TEXT PASSAGE:
## start

Quick Info

Category: Numerical Methods
Time Complexity: O(mn²) per iteration
Space Complexity: O(mn)
Input Type: Data Points

Gauss-Newton Algorithm

Description

The Gauss-Newton algorithm is a method used to solve non-linear least squares problems. It's particularly useful for fitting a parameterized function to a set of measured data points by minimizing the sum of the squares of the errors between the data and the function. The algorithm combines Gauss's method of least squares with Newton's method for finding roots of equations.

How It Works

  1. Problem Setup:
    • Given m data points (xᵢ, yᵢ)
    • Model function f(x; β) with n parameters β
    • Residuals rᵢ = yᵢ - f(xᵢ; β)
  2. Jacobian Matrix:
    • Compute J = ∂r/∂β (m×n matrix)
    • Each element Jᵢⱼ = -∂f(xᵢ; β)/∂βⱼ
  3. Normal Equations:
    • Form JᵀJ δ = -Jᵀr
    • Solve for update δ
  4. Parameter Update:
    • β ← β + δ
    • Repeat until convergence

History

Gauss-Newton Algorithm Illustration

The Gauss-Newton algorithm combines two fundamental mathematical approaches: Gauss's method of least squares (1795) and Newton's method for finding roots (1669). Carl Friedrich Gauss developed the method of least squares while studying astronomical data, and this was later combined with Newton's iterative approach to create a powerful tool for non-linear optimization. The algorithm was formally described in the early 20th century and has since become a cornerstone of numerical optimization and data fitting.

Visualization

Select model function and click Start

Implementation


import numpy as np
from typing import Callable, Tuple

def gauss_newton(
    f: Callable[[np.ndarray, np.ndarray], np.ndarray],
    jacobian: Callable[[np.ndarray, np.ndarray], np.ndarray],
    x: np.ndarray,
    y: np.ndarray,
    beta0: np.ndarray,
    tolerance: float = 1e-6,
    max_iterations: int = 100
) -> Tuple[np.ndarray, int]:
    """
    Solve non-linear least squares using Gauss-Newton algorithm.
    
    Args:
        f: Model function f(x, β)
        jacobian: Jacobian of f with respect to β
        x: Independent variable data
        y: Dependent variable data
        beta0: Initial parameter guess
        tolerance: Convergence tolerance
        max_iterations: Maximum number of iterations
    
    Returns:
        Tuple of (optimal parameters, number of iterations)

## end

SET OF TASKS:
A. Copy the stretch of the Gauss-Newton page from "Input Type: Data" through "roots of equations.".
B. According to the Gauss-Newton page, in what year did Gauss's method of least squares originate?

DATASET ENTRIES:

## start

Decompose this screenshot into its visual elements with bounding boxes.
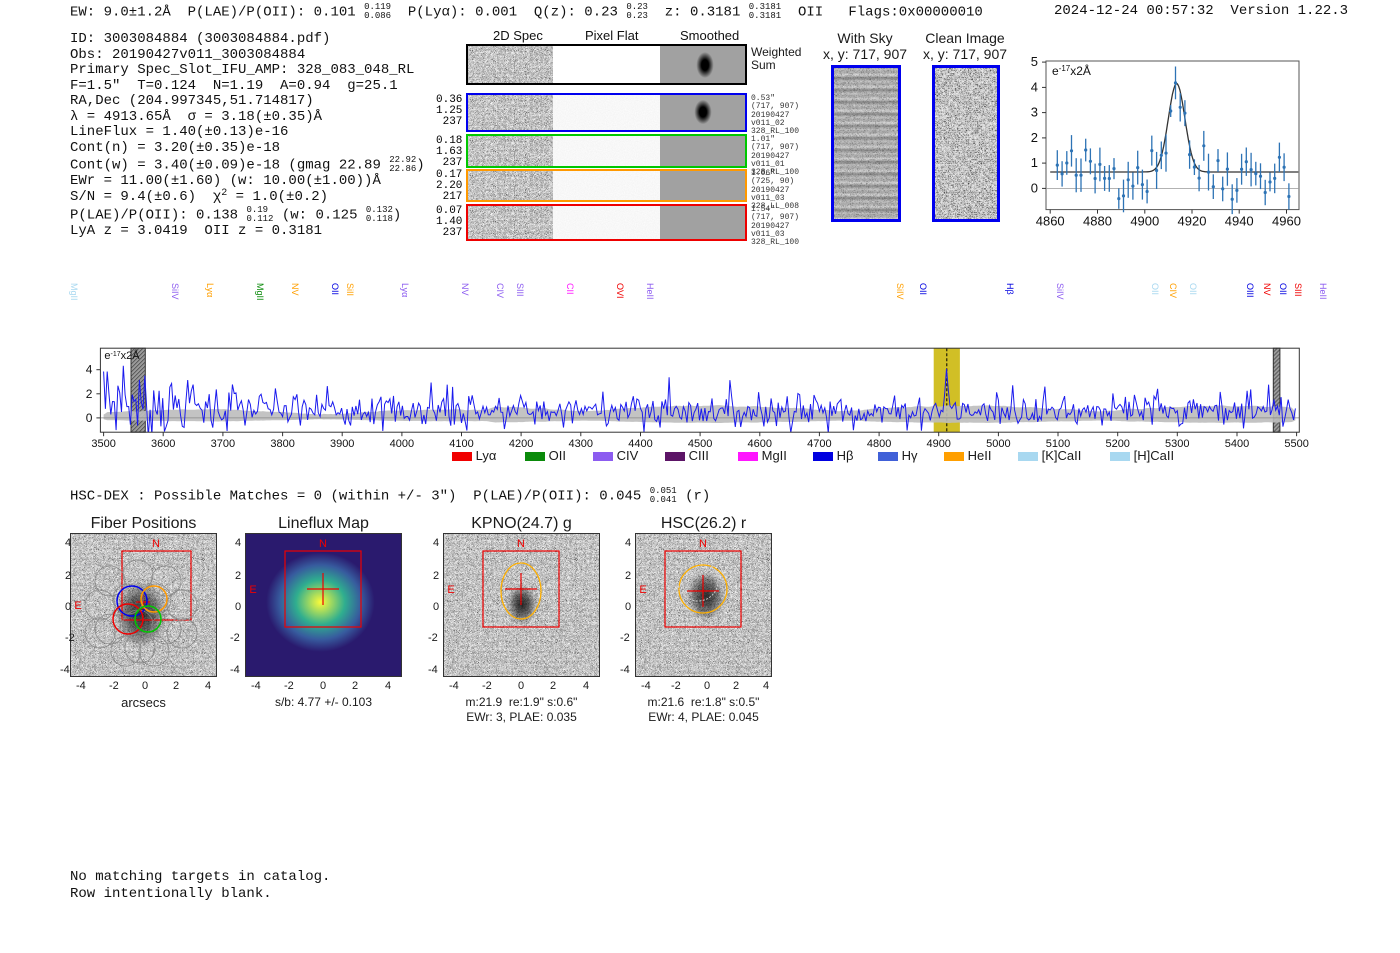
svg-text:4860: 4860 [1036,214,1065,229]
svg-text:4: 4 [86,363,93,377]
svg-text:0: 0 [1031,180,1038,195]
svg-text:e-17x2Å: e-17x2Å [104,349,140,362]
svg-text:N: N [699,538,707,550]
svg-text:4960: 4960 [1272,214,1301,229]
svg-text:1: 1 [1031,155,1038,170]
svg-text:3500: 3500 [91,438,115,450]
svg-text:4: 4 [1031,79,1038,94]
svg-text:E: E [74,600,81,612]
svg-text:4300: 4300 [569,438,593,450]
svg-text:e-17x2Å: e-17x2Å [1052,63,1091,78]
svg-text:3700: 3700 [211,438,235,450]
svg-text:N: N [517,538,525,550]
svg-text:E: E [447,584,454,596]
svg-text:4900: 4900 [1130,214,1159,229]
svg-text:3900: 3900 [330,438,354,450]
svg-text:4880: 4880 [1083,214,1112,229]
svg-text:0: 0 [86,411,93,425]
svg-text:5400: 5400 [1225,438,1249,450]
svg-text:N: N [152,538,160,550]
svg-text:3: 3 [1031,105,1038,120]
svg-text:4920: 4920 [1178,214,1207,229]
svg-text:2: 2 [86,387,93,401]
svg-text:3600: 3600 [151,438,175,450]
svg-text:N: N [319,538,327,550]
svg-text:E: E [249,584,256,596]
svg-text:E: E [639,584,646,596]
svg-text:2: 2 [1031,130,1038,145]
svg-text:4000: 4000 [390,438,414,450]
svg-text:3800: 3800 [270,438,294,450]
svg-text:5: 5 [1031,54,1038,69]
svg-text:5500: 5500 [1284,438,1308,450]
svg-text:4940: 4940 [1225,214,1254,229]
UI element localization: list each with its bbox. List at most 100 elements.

## end
## start

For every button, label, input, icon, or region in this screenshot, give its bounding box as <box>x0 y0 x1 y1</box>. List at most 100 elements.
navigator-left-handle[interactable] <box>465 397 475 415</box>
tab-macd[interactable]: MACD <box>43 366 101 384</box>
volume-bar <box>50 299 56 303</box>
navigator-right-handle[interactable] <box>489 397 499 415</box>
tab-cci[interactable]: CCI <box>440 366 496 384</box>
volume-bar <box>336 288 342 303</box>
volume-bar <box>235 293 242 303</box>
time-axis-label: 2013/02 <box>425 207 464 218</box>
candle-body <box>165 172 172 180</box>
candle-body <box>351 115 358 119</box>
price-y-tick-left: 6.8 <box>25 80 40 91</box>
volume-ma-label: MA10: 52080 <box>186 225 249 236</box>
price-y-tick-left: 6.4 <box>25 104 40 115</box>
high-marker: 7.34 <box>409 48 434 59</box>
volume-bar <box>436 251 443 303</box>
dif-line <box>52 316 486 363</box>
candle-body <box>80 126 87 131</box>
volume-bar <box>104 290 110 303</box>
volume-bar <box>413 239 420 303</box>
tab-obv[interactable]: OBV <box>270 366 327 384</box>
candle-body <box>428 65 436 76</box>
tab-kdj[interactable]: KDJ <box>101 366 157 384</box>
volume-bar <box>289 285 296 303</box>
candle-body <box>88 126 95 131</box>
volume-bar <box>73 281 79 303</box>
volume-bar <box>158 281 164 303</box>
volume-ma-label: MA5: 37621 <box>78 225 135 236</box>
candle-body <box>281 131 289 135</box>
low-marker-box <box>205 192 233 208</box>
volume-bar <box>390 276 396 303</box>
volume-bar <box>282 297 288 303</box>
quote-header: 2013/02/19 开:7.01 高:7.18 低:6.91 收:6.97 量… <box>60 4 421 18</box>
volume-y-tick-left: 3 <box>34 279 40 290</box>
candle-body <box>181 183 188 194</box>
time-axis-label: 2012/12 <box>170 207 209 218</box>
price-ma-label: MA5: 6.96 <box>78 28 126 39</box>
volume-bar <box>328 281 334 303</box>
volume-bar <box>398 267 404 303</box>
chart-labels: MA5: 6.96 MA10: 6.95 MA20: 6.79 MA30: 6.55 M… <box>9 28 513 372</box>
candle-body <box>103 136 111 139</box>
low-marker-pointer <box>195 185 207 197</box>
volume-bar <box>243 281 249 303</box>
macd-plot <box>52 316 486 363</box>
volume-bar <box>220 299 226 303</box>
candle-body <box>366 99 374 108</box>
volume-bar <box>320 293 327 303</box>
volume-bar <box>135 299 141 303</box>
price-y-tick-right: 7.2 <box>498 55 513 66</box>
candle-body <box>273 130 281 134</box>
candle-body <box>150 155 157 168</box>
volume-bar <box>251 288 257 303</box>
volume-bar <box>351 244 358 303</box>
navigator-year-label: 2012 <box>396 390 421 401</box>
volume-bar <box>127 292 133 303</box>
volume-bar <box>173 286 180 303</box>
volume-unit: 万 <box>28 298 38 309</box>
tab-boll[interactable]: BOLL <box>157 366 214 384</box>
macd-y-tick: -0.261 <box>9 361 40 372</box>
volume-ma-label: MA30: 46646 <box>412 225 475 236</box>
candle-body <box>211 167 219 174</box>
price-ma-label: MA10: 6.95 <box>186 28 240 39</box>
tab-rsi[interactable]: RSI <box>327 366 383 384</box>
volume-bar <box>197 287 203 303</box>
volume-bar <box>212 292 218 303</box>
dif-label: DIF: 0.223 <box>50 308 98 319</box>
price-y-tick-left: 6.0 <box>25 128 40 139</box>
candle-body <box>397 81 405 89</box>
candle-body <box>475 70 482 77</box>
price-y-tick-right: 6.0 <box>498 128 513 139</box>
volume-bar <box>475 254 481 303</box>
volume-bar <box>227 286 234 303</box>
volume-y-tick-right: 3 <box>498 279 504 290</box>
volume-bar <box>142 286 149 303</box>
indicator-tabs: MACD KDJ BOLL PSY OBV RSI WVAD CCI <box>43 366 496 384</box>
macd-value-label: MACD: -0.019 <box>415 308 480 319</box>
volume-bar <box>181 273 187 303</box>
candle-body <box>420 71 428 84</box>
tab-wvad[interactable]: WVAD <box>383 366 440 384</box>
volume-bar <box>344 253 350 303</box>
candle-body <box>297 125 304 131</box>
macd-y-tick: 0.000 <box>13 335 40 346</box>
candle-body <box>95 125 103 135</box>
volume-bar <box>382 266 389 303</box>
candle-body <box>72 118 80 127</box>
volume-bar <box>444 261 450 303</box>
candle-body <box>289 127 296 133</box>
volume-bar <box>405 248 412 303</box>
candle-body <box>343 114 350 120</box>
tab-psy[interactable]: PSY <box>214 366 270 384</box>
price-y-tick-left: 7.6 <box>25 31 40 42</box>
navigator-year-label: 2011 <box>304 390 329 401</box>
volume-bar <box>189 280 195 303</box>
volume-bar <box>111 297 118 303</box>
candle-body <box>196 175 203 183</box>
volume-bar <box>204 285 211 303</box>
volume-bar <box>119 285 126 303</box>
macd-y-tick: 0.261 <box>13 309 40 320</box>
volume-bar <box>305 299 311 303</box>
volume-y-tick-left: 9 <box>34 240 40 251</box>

## end
## start

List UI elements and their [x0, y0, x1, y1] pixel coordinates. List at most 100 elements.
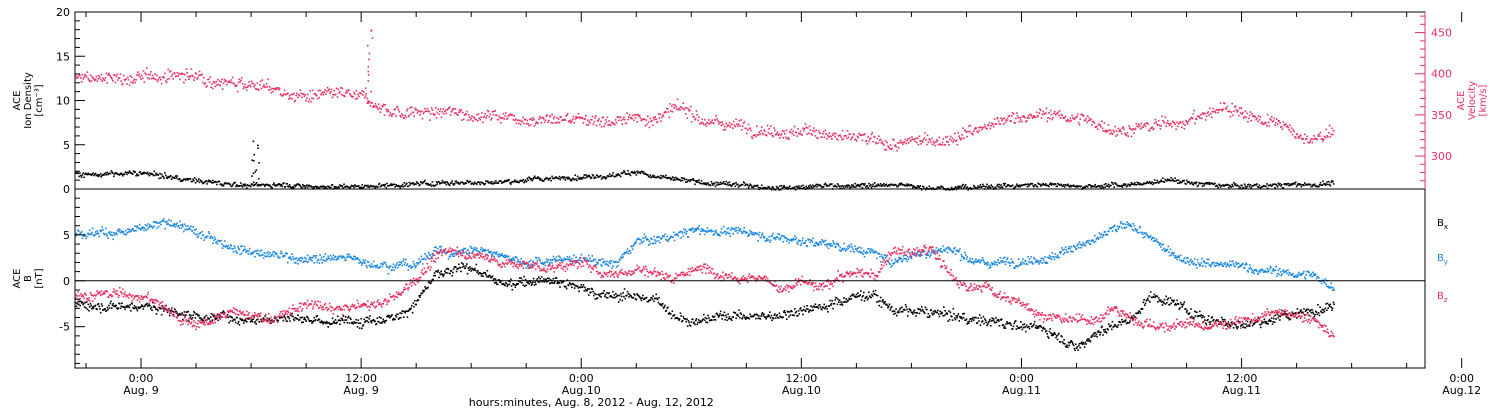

## end

SOLUTION LIST:
A.
Input Type: Data Points

Gauss-Newton Algorithm

Description

The Gauss-Newton algorithm is a method used to solve non-linear least squares problems. It's particularly useful for fitting a parameterized function to a set of measured data points by minimizing the sum of the squares of the errors between the data and the function. The algorithm combines Gauss's method of least squares with Newton's method for finding roots of equations.

B. 1795